◆ **Your instructions**: Return the material word for word. Do not include the pictures.
==== Supplied data ====
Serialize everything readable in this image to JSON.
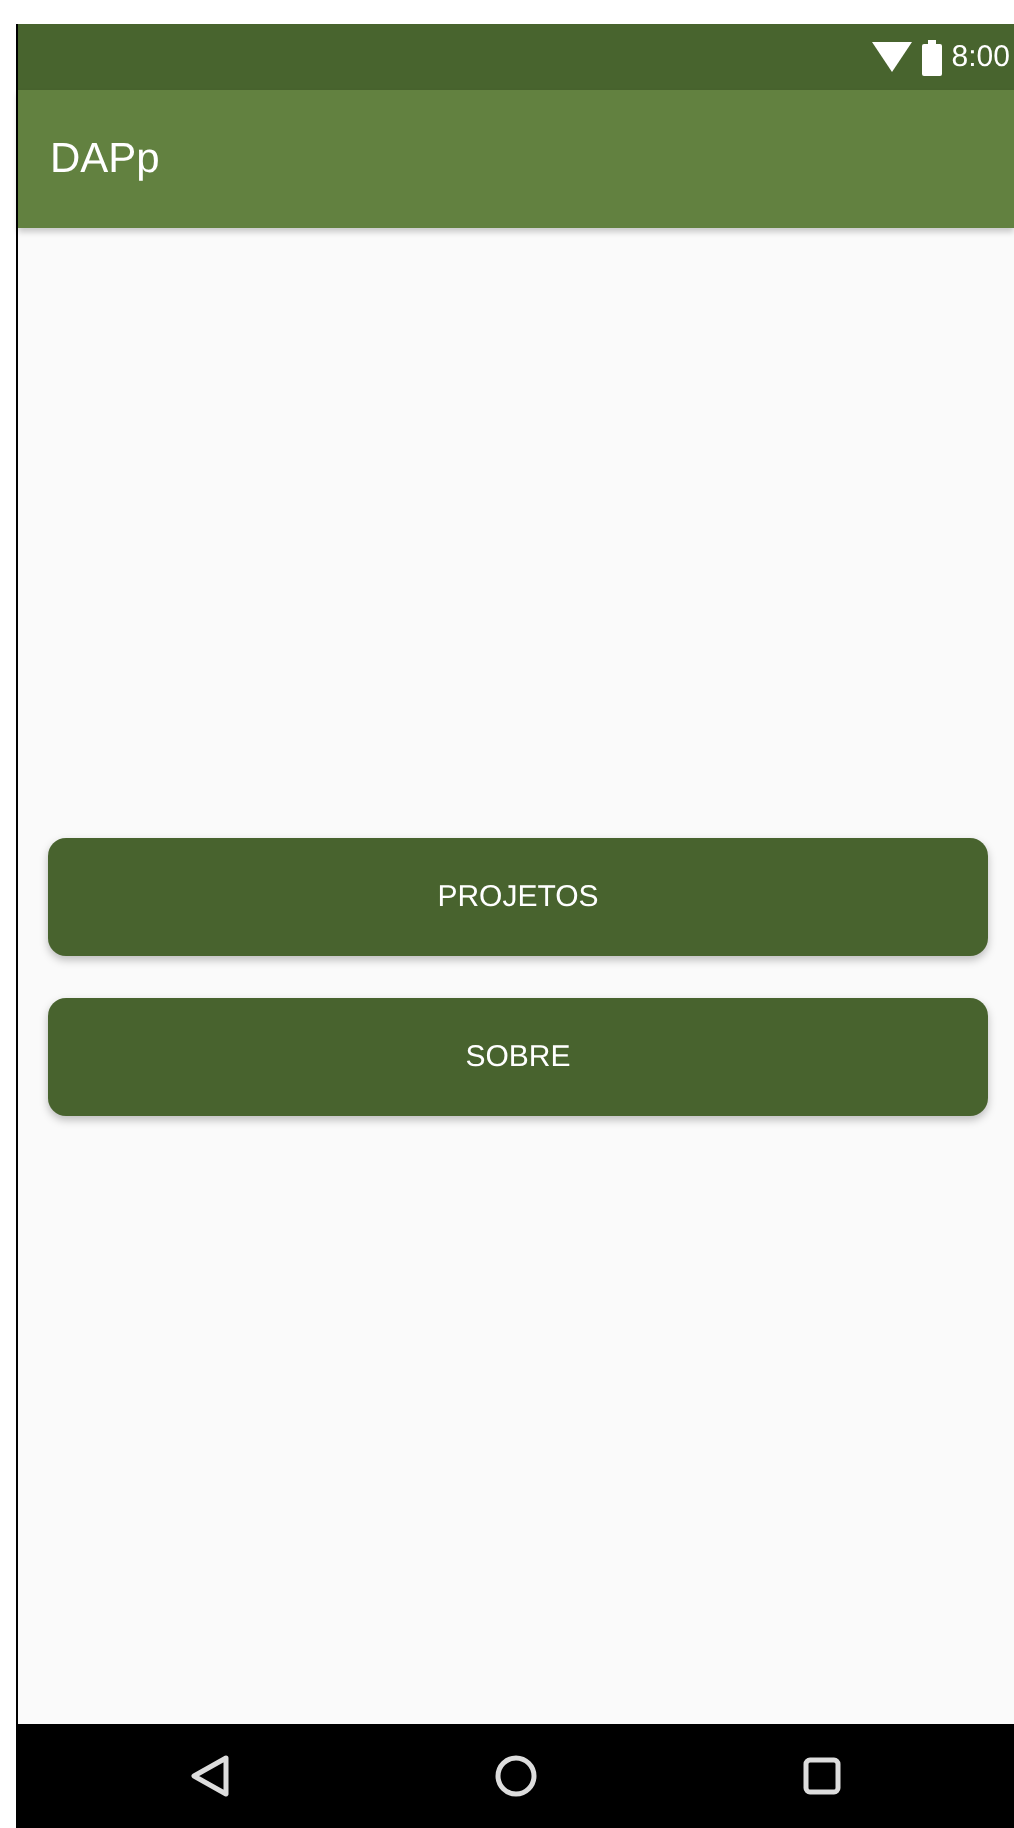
{
  "status_bar": {
    "time": "8:00"
  },
  "app_bar": {
    "title": "DAPp"
  },
  "buttons": [
    {
      "label": "PROJETOS"
    },
    {
      "label": "SOBRE"
    }
  ]
}
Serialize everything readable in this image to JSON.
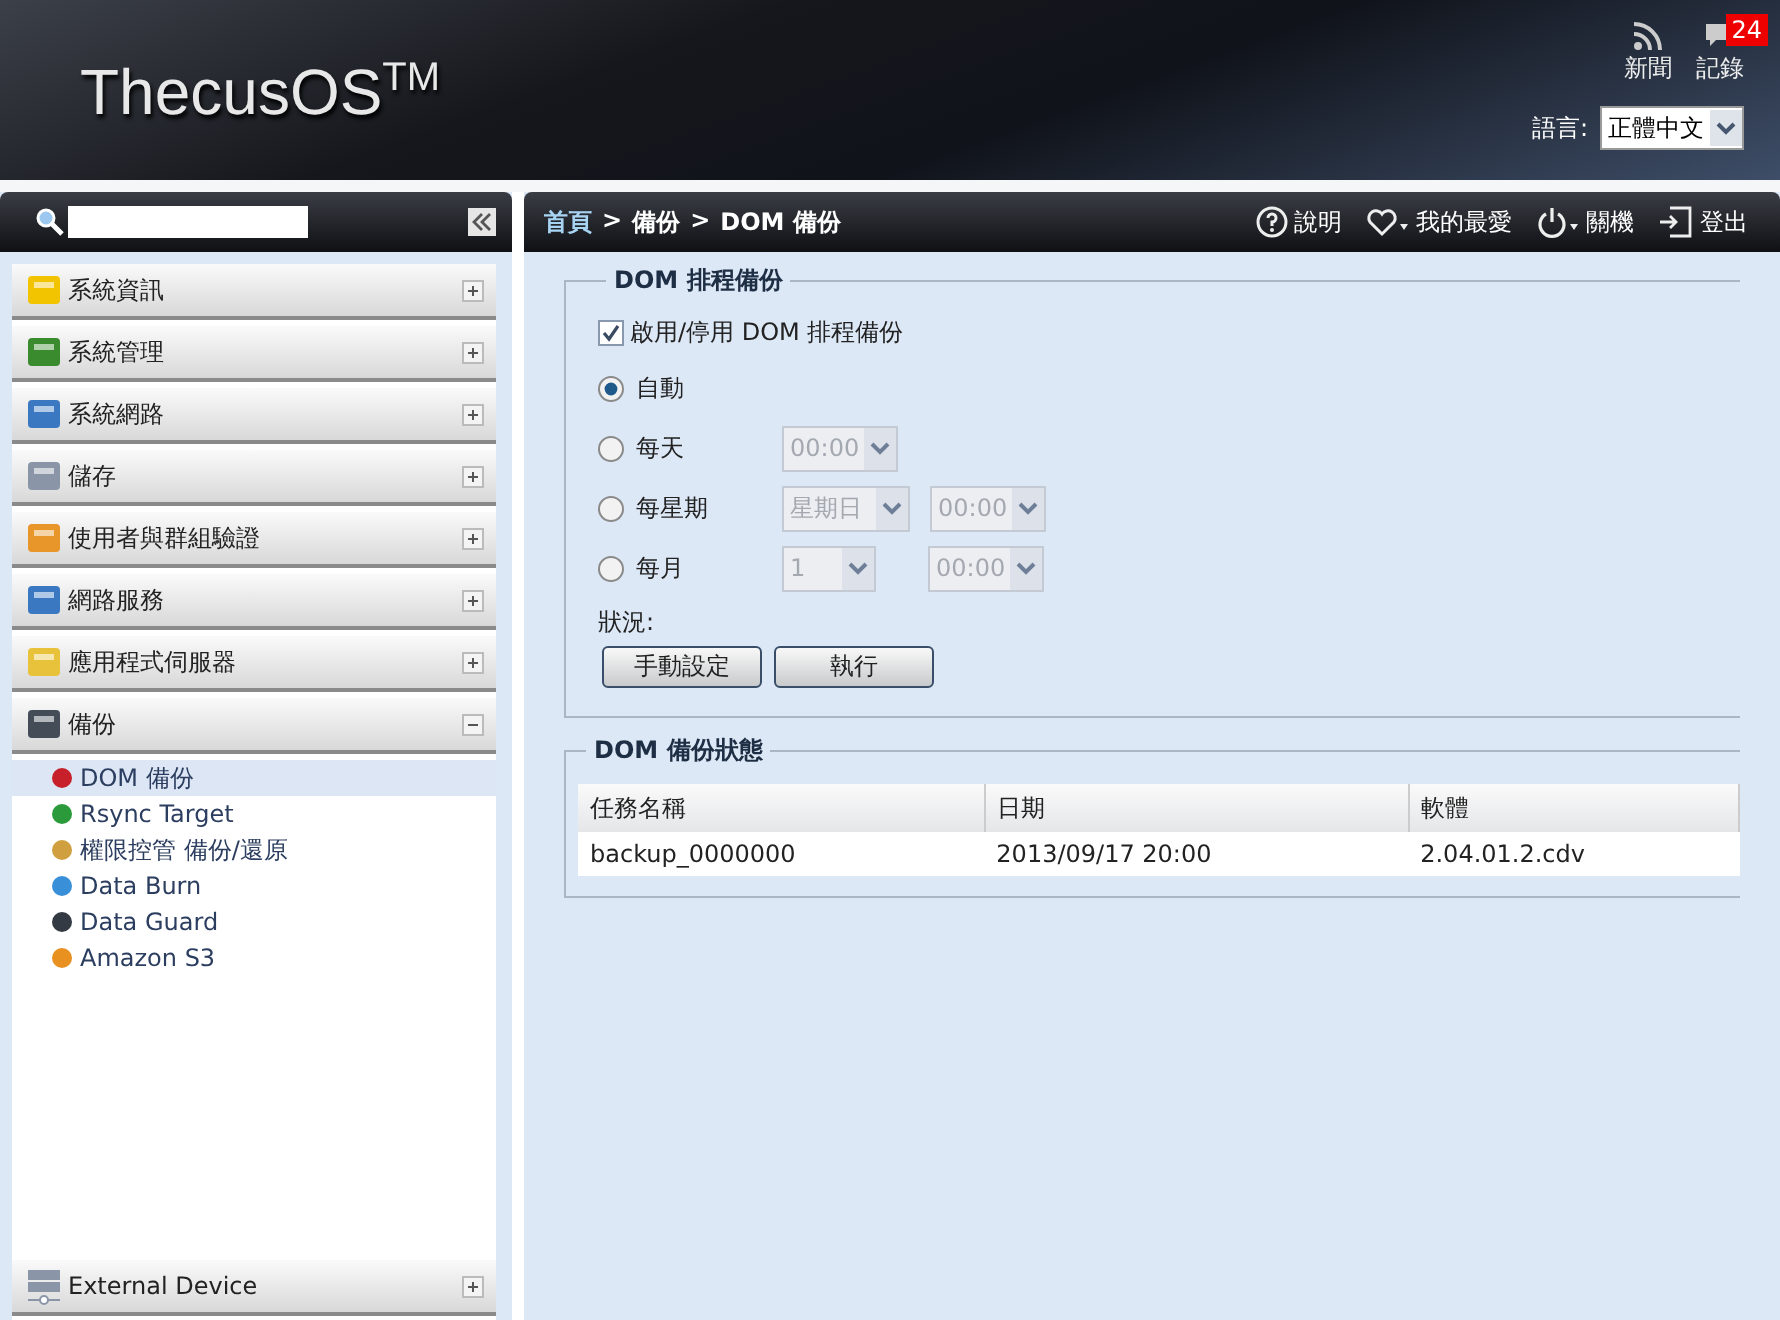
====
◆ **Solved problem**:
Serialize everything readable in this image to JSON.
{
  "status_bar": {
    "time": "8:00"
  },
  "app_bar": {
    "title": "DAPp"
  },
  "buttons": [
    {
      "label": "PROJETOS"
    },
    {
      "label": "SOBRE"
    }
  ]
}
Serialize everything readable in this image to JSON.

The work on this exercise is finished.